_Stated task_
Take the material below and retype it in full; pictures are left out.

_Material to process_

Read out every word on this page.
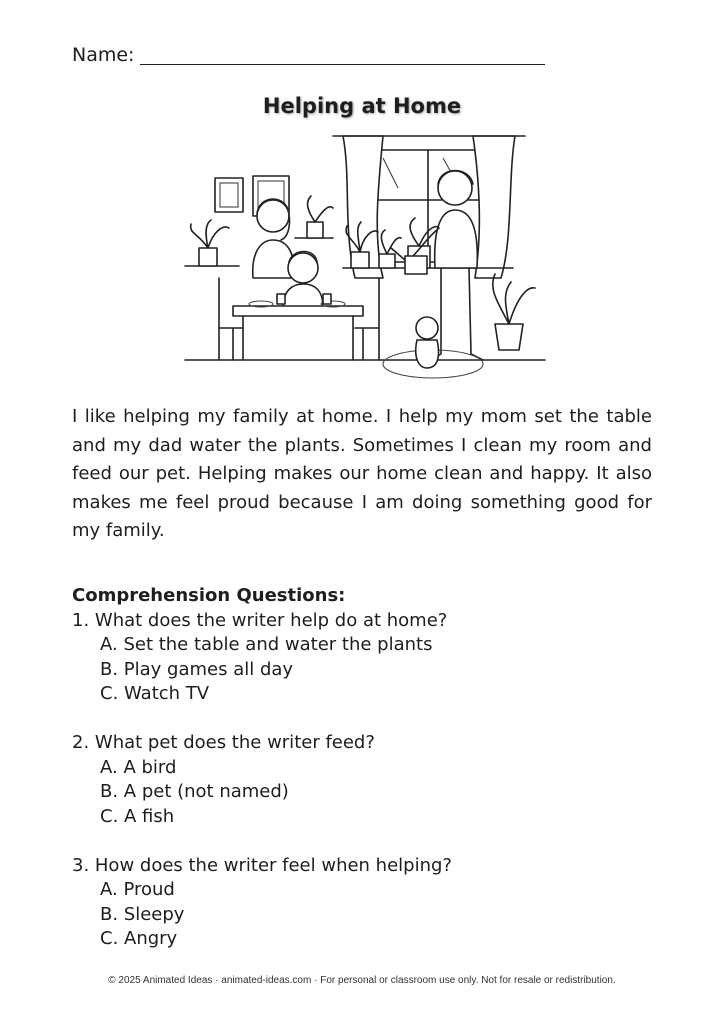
Name:
Helping at Home
I like helping my family at home. I help my mom set the table and my dad water the plants. Sometimes I clean my room and feed our pet. Helping makes our home clean and happy. It also makes me feel proud because I am doing something good for my family.
Comprehension Questions:
1. What does the writer help do at home?
A. Set the table and water the plants
B. Play games all day
C. Watch TV
2. What pet does the writer feed?
A. A bird
B. A pet (not named)
C. A fish
3. How does the writer feel when helping?
A. Proud
B. Sleepy
C. Angry
© 2025 Animated Ideas · animated-ideas.com · For personal or classroom use only. Not for resale or redistribution.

_Finished answer_
Read out every word on this page.
Name:
Helping at Home
I like helping my family at home. I help my mom set the table and my dad water the plants. Sometimes I clean my room and feed our pet. Helping makes our home clean and happy. It also makes me feel proud because I am doing something good for my family.
Comprehension Questions:
1. What does the writer help do at home?
A. Set the table and water the plants
B. Play games all day
C. Watch TV
2. What pet does the writer feed?
A. A bird
B. A pet (not named)
C. A fish
3. How does the writer feel when helping?
A. Proud
B. Sleepy
C. Angry
© 2025 Animated Ideas · animated-ideas.com · For personal or classroom use only. Not for resale or redistribution.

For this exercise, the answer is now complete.